### Problem to solve
Give the number of lines in the listing below that include the word "vozne", with nothing more.

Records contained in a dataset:
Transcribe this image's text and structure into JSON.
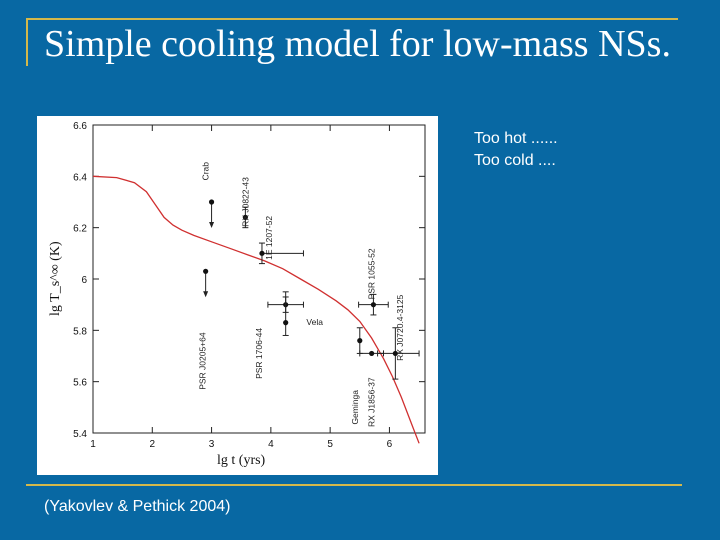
{
  "slide": {
    "title": "Simple cooling model for low-mass NSs.",
    "notes": [
      "Too hot ......",
      "Too cold ...."
    ],
    "citation": "(Yakovlev & Pethick 2004)"
  },
  "chart_data": {
    "type": "scatter",
    "title": "",
    "xlabel": "lg t   (yrs)",
    "ylabel": "lg T_s^∞  (K)",
    "xlim": [
      1,
      6.6
    ],
    "ylim": [
      5.4,
      6.6
    ],
    "xticks": [
      1,
      2,
      3,
      4,
      5,
      6
    ],
    "yticks": [
      5.4,
      5.6,
      5.8,
      6.0,
      6.2,
      6.4,
      6.6
    ],
    "xtick_labels": [
      "1",
      "2",
      "3",
      "4",
      "5",
      "6"
    ],
    "ytick_labels": [
      "5.4",
      "5.6",
      "5.8",
      "6",
      "6.2",
      "6.4",
      "6.6"
    ],
    "curve": {
      "name": "cooling curve",
      "color": "#d03030",
      "x": [
        1.0,
        1.4,
        1.7,
        1.9,
        2.05,
        2.2,
        2.35,
        2.5,
        2.7,
        3.0,
        3.3,
        3.6,
        3.9,
        4.2,
        4.5,
        4.8,
        5.1,
        5.3,
        5.5,
        5.7,
        5.9,
        6.05,
        6.2,
        6.3,
        6.4,
        6.5
      ],
      "y": [
        6.4,
        6.395,
        6.375,
        6.34,
        6.29,
        6.24,
        6.21,
        6.19,
        6.17,
        6.145,
        6.12,
        6.095,
        6.07,
        6.04,
        6.0,
        5.96,
        5.915,
        5.88,
        5.835,
        5.77,
        5.69,
        5.62,
        5.54,
        5.48,
        5.42,
        5.36
      ]
    },
    "sources": [
      {
        "name": "Crab",
        "x": 3.0,
        "y": 6.3,
        "xerr": [
          0,
          0
        ],
        "yerr": [
          0,
          0
        ],
        "upper_limit": true,
        "label_x": 2.95,
        "label_y": 6.42,
        "vertical": true
      },
      {
        "name": "RX J0822-43",
        "x": 3.57,
        "y": 6.24,
        "xerr": [
          0,
          0
        ],
        "yerr": [
          0.04,
          0.04
        ],
        "upper_limit": false,
        "label_x": 3.62,
        "label_y": 6.3,
        "vertical": true
      },
      {
        "name": "1E 1207-52",
        "x": 3.85,
        "y": 6.1,
        "xerr": [
          0,
          0.7
        ],
        "yerr": [
          0.04,
          0.04
        ],
        "upper_limit": false,
        "label_x": 4.02,
        "label_y": 6.16,
        "vertical": true
      },
      {
        "name": "PSR J0205+64",
        "x": 2.9,
        "y": 6.03,
        "xerr": [
          0,
          0
        ],
        "yerr": [
          0,
          0
        ],
        "upper_limit": true,
        "label_x": 2.9,
        "label_y": 5.68,
        "vertical": true
      },
      {
        "name": "PSR 1706-44",
        "x": 4.25,
        "y": 5.9,
        "xerr": [
          0.3,
          0.3
        ],
        "yerr": [
          0.03,
          0.03
        ],
        "upper_limit": false,
        "label_x": 3.85,
        "label_y": 5.71,
        "vertical": true
      },
      {
        "name": "Vela",
        "x": 4.25,
        "y": 5.83,
        "xerr": [
          0,
          0
        ],
        "yerr": [
          0.05,
          0.12
        ],
        "upper_limit": false,
        "label_x": 4.6,
        "label_y": 5.82,
        "vertical": false
      },
      {
        "name": "PSR 1055-52",
        "x": 5.73,
        "y": 5.9,
        "xerr": [
          0.25,
          0.25
        ],
        "yerr": [
          0.04,
          0.04
        ],
        "upper_limit": false,
        "label_x": 5.75,
        "label_y": 6.02,
        "vertical": true
      },
      {
        "name": "RX J0720.4-3125",
        "x": 6.1,
        "y": 5.71,
        "xerr": [
          0.3,
          0.4
        ],
        "yerr": [
          0.1,
          0.1
        ],
        "upper_limit": false,
        "label_x": 6.23,
        "label_y": 5.81,
        "vertical": true
      },
      {
        "name": "Geminga",
        "x": 5.5,
        "y": 5.76,
        "xerr": [
          0,
          0
        ],
        "yerr": [
          0.05,
          0.05
        ],
        "upper_limit": false,
        "label_x": 5.47,
        "label_y": 5.5,
        "vertical": true
      },
      {
        "name": "RX J1856-37",
        "x": 5.7,
        "y": 5.71,
        "xerr": [
          0.2,
          0.2
        ],
        "yerr": [
          0,
          0
        ],
        "upper_limit": false,
        "label_x": 5.75,
        "label_y": 5.52,
        "vertical": true
      }
    ]
  }
}
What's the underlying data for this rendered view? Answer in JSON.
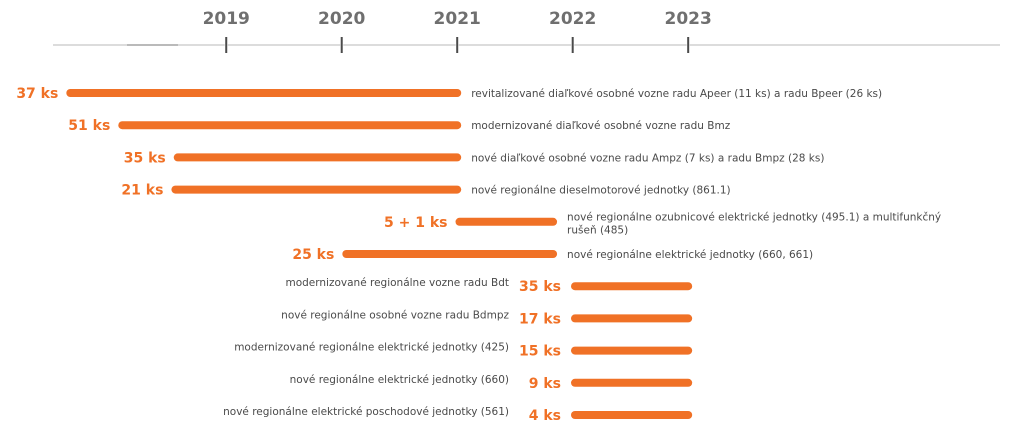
{
  "chart_data": {
    "type": "timeline",
    "accent_color": "#f07126",
    "axis_color": "#c8c8c8",
    "tick_color": "#4a4a4a",
    "years": [
      "2019",
      "2020",
      "2021",
      "2022",
      "2023"
    ],
    "xlim": [
      2017.5,
      2025.7
    ],
    "items": [
      {
        "count": "37 ks",
        "start": 2017.65,
        "end": 2021.0,
        "label_side": "right",
        "label": [
          "revitalizované diaľkové osobné vozne radu Apeer (11 ks) a radu Bpeer (26 ks)"
        ]
      },
      {
        "count": "51 ks",
        "start": 2018.1,
        "end": 2021.0,
        "label_side": "right",
        "label": [
          "modernizované diaľkové osobné vozne radu Bmz"
        ]
      },
      {
        "count": "35 ks",
        "start": 2018.58,
        "end": 2021.0,
        "label_side": "right",
        "label": [
          "nové diaľkové osobné vozne radu Ampz (7 ks) a radu Bmpz (28 ks)"
        ]
      },
      {
        "count": "21 ks",
        "start": 2018.56,
        "end": 2021.0,
        "label_side": "right",
        "label": [
          "nové regionálne dieselmotorové jednotky (861.1)"
        ]
      },
      {
        "count": "5 + 1 ks",
        "start": 2021.02,
        "end": 2021.83,
        "label_side": "right",
        "label": [
          "nové regionálne ozubnicové elektrické jednotky (495.1) a multifunkčný",
          "rušeň (485)"
        ]
      },
      {
        "count": "25 ks",
        "start": 2020.04,
        "end": 2021.83,
        "label_side": "right",
        "label": [
          "nové regionálne elektrické jednotky (660, 661)"
        ]
      },
      {
        "count": "35 ks",
        "start": 2022.02,
        "end": 2023.0,
        "label_side": "left",
        "label": [
          "modernizované regionálne vozne radu Bdt"
        ]
      },
      {
        "count": "17 ks",
        "start": 2022.02,
        "end": 2023.0,
        "label_side": "left",
        "label": [
          "nové regionálne osobné vozne radu Bdmpz"
        ]
      },
      {
        "count": "15 ks",
        "start": 2022.02,
        "end": 2023.0,
        "label_side": "left",
        "label": [
          "modernizované regionálne elektrické jednotky (425)"
        ]
      },
      {
        "count": "9 ks",
        "start": 2022.02,
        "end": 2023.0,
        "label_side": "left",
        "label": [
          "nové regionálne elektrické jednotky (660)"
        ]
      },
      {
        "count": "4 ks",
        "start": 2022.02,
        "end": 2023.0,
        "label_side": "left",
        "label": [
          "nové regionálne elektrické poschodové jednotky (561)"
        ]
      }
    ]
  }
}
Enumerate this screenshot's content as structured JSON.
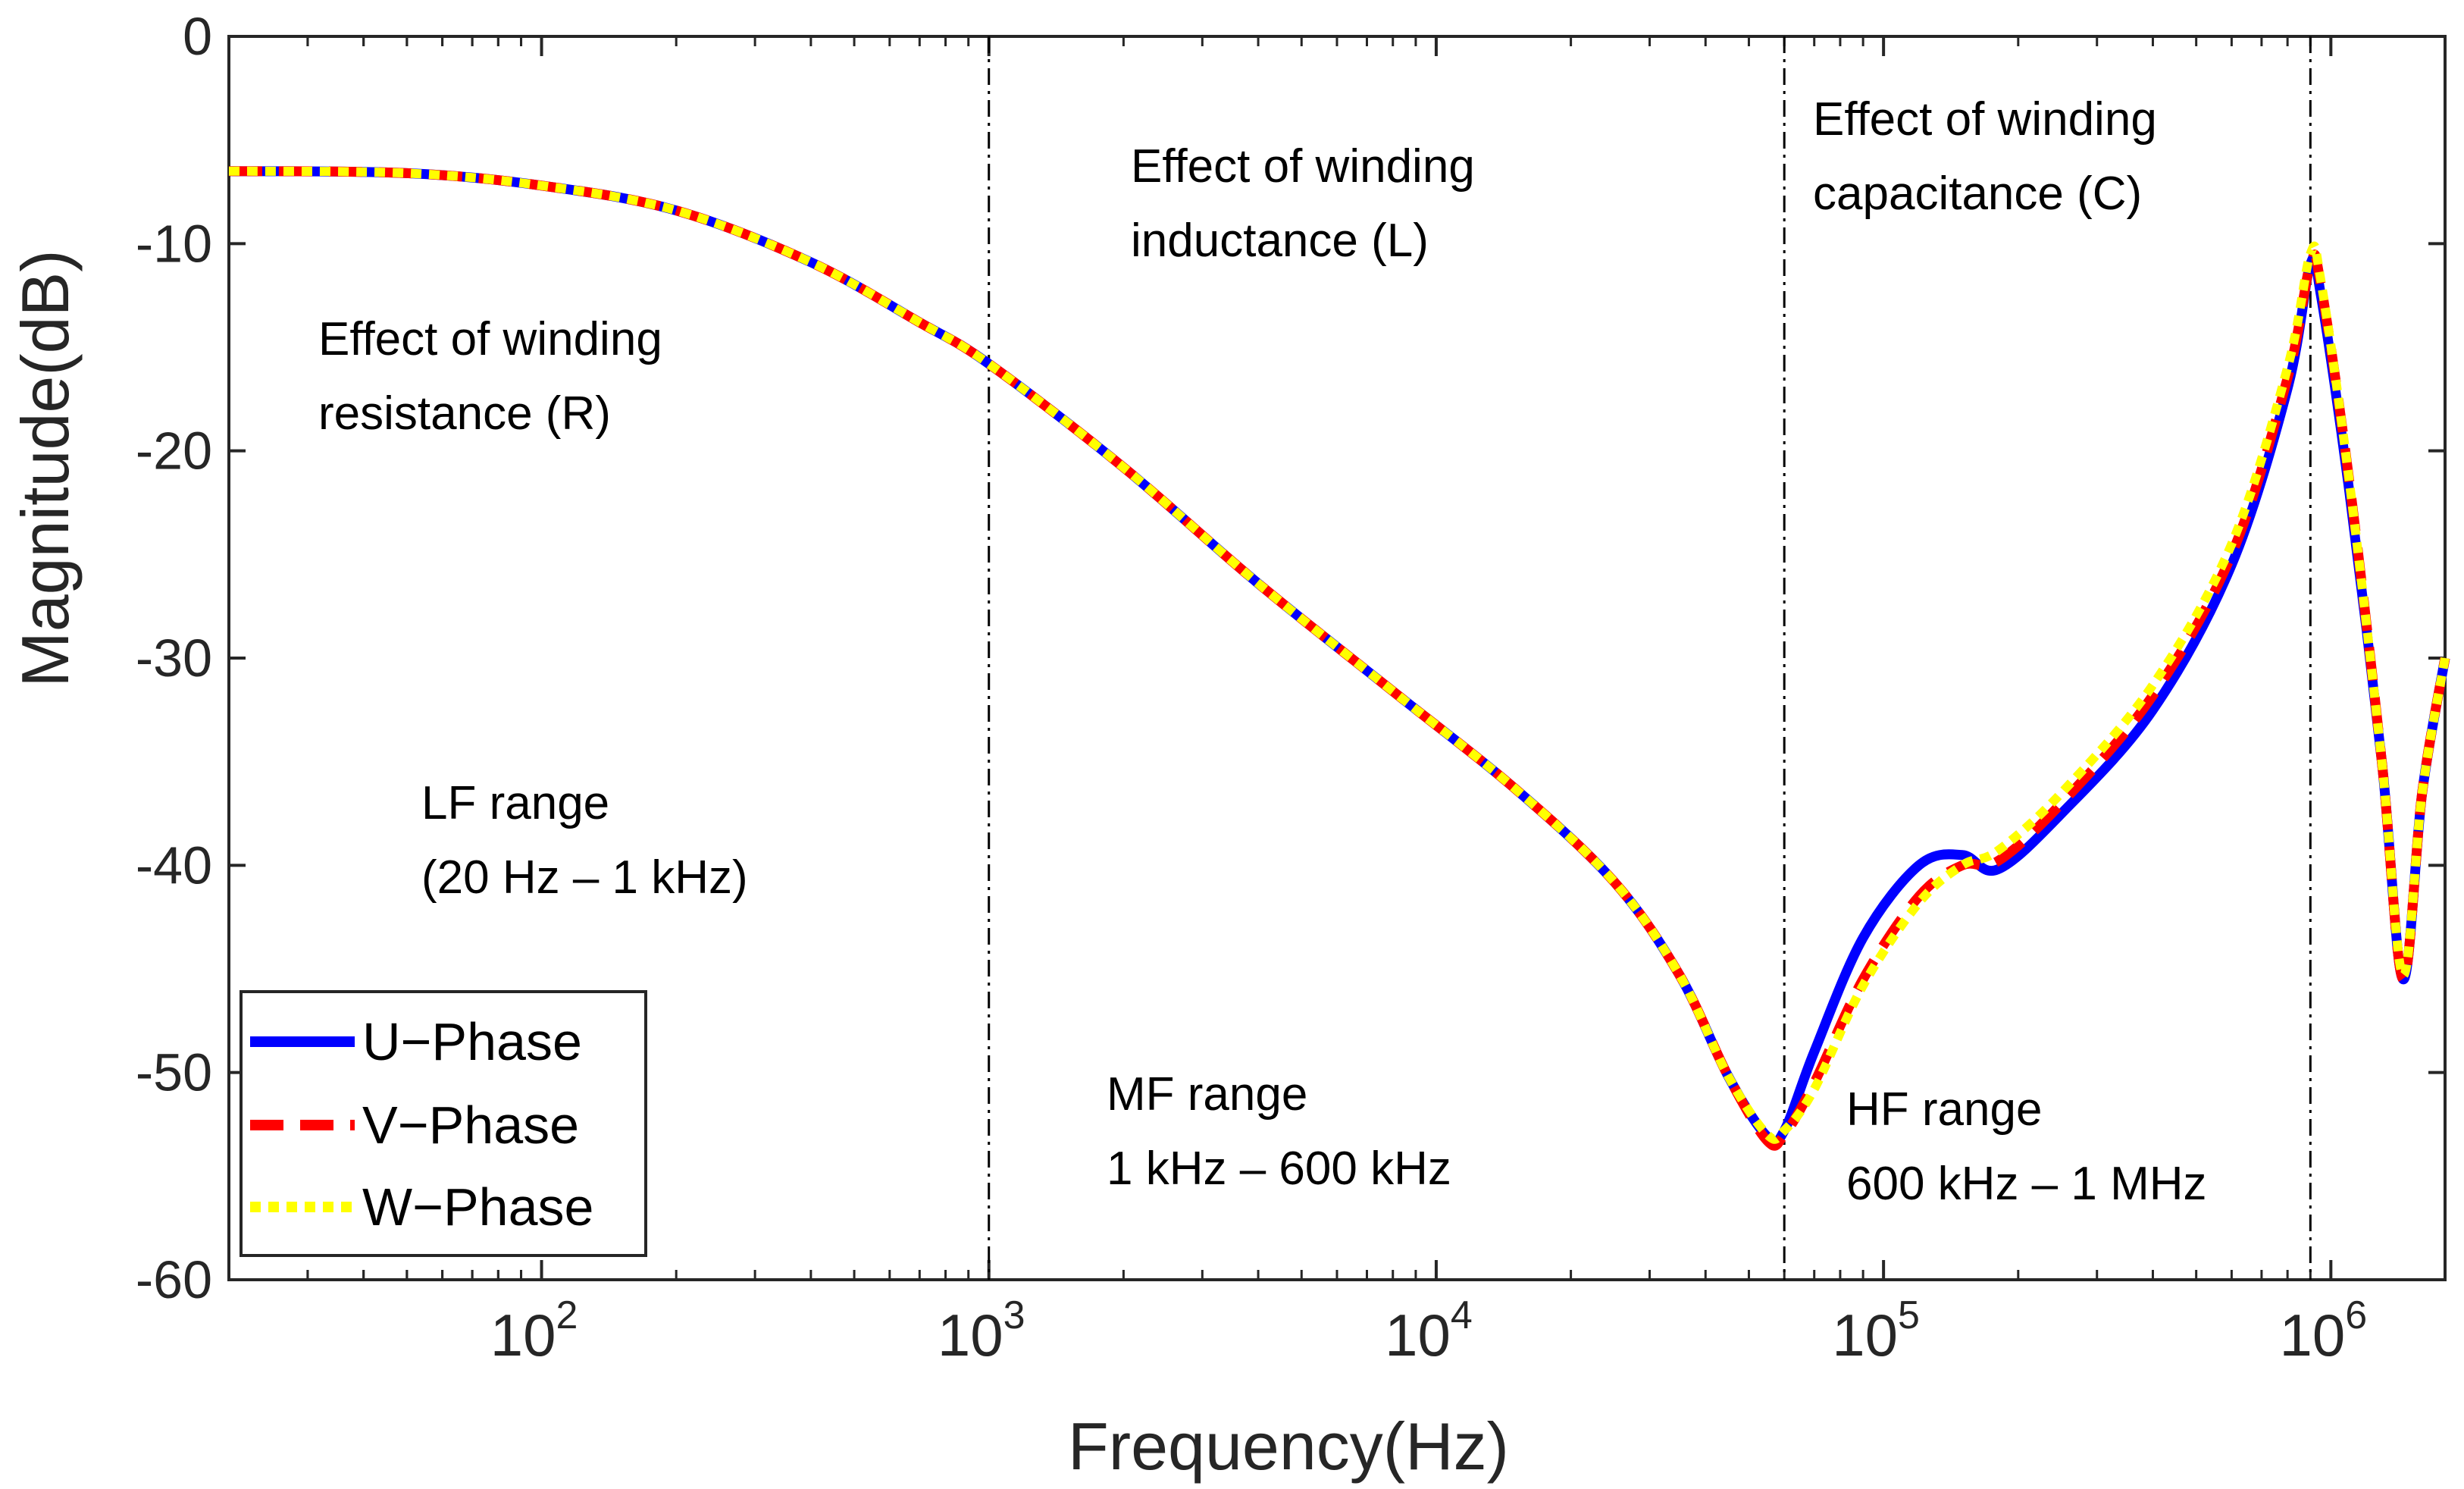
{
  "chart_data": {
    "type": "line",
    "xscale": "log",
    "xlabel": "Frequency(Hz)",
    "ylabel": "Magnitude(dB)",
    "xlim": [
      20,
      1800000
    ],
    "ylim": [
      -60,
      0
    ],
    "yticks": [
      0,
      -10,
      -20,
      -30,
      -40,
      -50,
      -60
    ],
    "xticks": [
      {
        "value": 100,
        "base": "10",
        "exp": "2"
      },
      {
        "value": 1000,
        "base": "10",
        "exp": "3"
      },
      {
        "value": 10000,
        "base": "10",
        "exp": "4"
      },
      {
        "value": 100000,
        "base": "10",
        "exp": "5"
      },
      {
        "value": 1000000,
        "base": "10",
        "exp": "6"
      }
    ],
    "vlines": [
      1000,
      60000,
      900000
    ],
    "series": [
      {
        "name": "U-Phase",
        "color": "#0000ff",
        "dash": "solid",
        "x": [
          20,
          50,
          100,
          200,
          400,
          700,
          1000,
          2000,
          4000,
          8000,
          15000,
          25000,
          35000,
          45000,
          55000,
          60000,
          70000,
          90000,
          120000,
          150000,
          180000,
          250000,
          400000,
          600000,
          800000,
          900000,
          950000,
          1100000,
          1300000,
          1450000,
          1600000,
          1800000
        ],
        "y": [
          -6.5,
          -6.6,
          -7.2,
          -8.4,
          -10.9,
          -13.8,
          -15.8,
          -20.8,
          -26.4,
          -31.6,
          -36.3,
          -40.8,
          -45.3,
          -50.2,
          -53.1,
          -52.8,
          -49.0,
          -43.5,
          -40.0,
          -39.5,
          -40.2,
          -37.5,
          -32.5,
          -25.5,
          -17.0,
          -11.0,
          -12.5,
          -22.0,
          -35.0,
          -45.5,
          -36.5,
          -30.0
        ]
      },
      {
        "name": "V-Phase",
        "color": "#ff0000",
        "dash": "dashed",
        "x": [
          20,
          50,
          100,
          200,
          400,
          700,
          1000,
          2000,
          4000,
          8000,
          15000,
          25000,
          35000,
          45000,
          55000,
          60000,
          70000,
          90000,
          120000,
          150000,
          180000,
          250000,
          400000,
          600000,
          800000,
          900000,
          950000,
          1100000,
          1300000,
          1450000,
          1600000,
          1800000
        ],
        "y": [
          -6.5,
          -6.6,
          -7.2,
          -8.4,
          -10.9,
          -13.8,
          -15.8,
          -20.8,
          -26.4,
          -31.6,
          -36.3,
          -40.8,
          -45.3,
          -50.2,
          -53.3,
          -53.0,
          -50.5,
          -45.5,
          -41.5,
          -40.0,
          -39.8,
          -37.0,
          -31.8,
          -25.0,
          -16.5,
          -11.0,
          -12.0,
          -21.5,
          -35.0,
          -45.5,
          -36.5,
          -30.0
        ]
      },
      {
        "name": "W-Phase",
        "color": "#ffff00",
        "dash": "dotted",
        "x": [
          20,
          50,
          100,
          200,
          400,
          700,
          1000,
          2000,
          4000,
          8000,
          15000,
          25000,
          35000,
          45000,
          55000,
          60000,
          70000,
          90000,
          120000,
          150000,
          180000,
          250000,
          400000,
          600000,
          800000,
          900000,
          950000,
          1100000,
          1300000,
          1450000,
          1600000,
          1800000
        ],
        "y": [
          -6.5,
          -6.6,
          -7.2,
          -8.4,
          -10.9,
          -13.8,
          -15.8,
          -20.8,
          -26.4,
          -31.6,
          -36.3,
          -40.8,
          -45.3,
          -50.2,
          -53.0,
          -52.8,
          -50.8,
          -45.8,
          -41.8,
          -40.0,
          -39.3,
          -36.5,
          -31.3,
          -24.5,
          -16.0,
          -10.5,
          -11.8,
          -21.5,
          -35.0,
          -45.3,
          -36.5,
          -30.0
        ]
      }
    ]
  },
  "annotations": {
    "resistance_line1": "Effect of winding",
    "resistance_line2": "resistance (R)",
    "inductance_line1": "Effect of winding",
    "inductance_line2": "inductance (L)",
    "capacitance_line1": "Effect of winding",
    "capacitance_line2": "capacitance (C)",
    "lf_line1": "LF range",
    "lf_line2": "(20 Hz – 1 kHz)",
    "mf_line1": "MF range",
    "mf_line2": "1 kHz – 600 kHz",
    "hf_line1": "HF range",
    "hf_line2": "600 kHz – 1 MHz"
  },
  "legend": {
    "u_label": "U−Phase",
    "v_label": "V−Phase",
    "w_label": "W−Phase"
  }
}
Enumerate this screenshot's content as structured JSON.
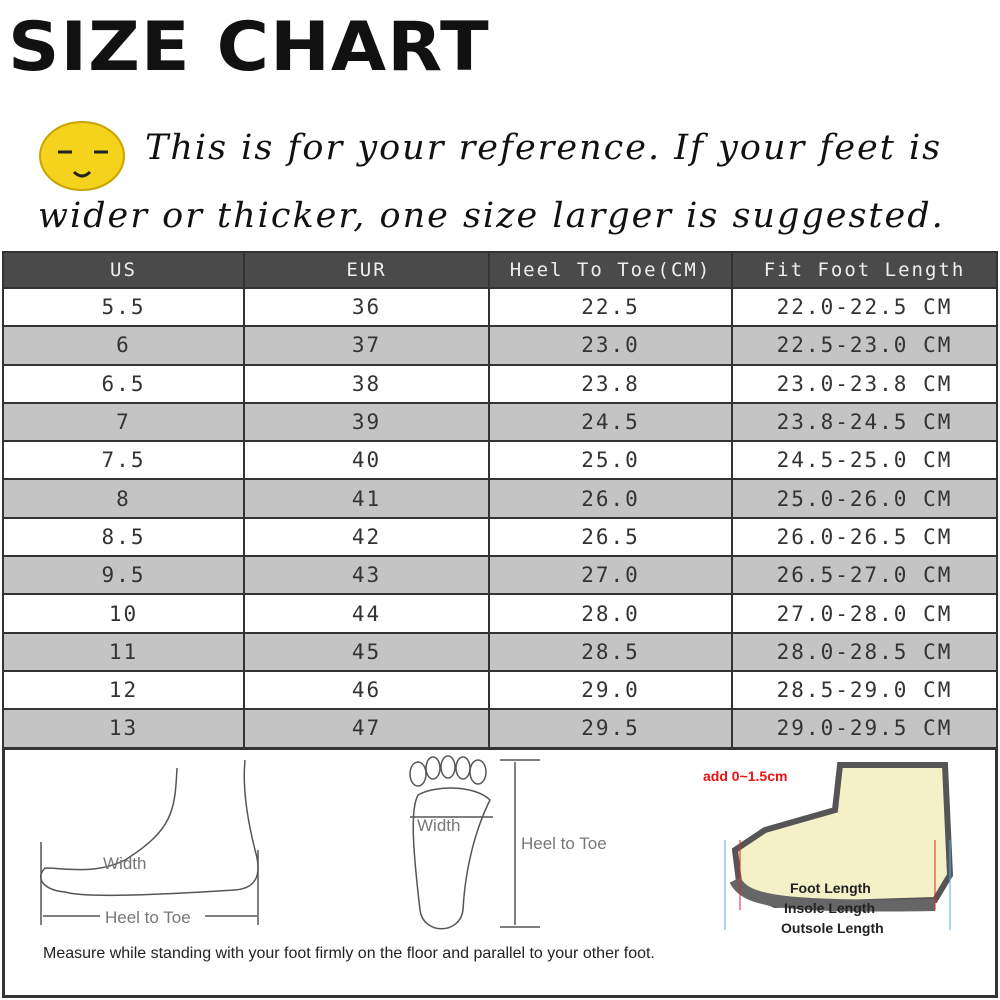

### Written solution
5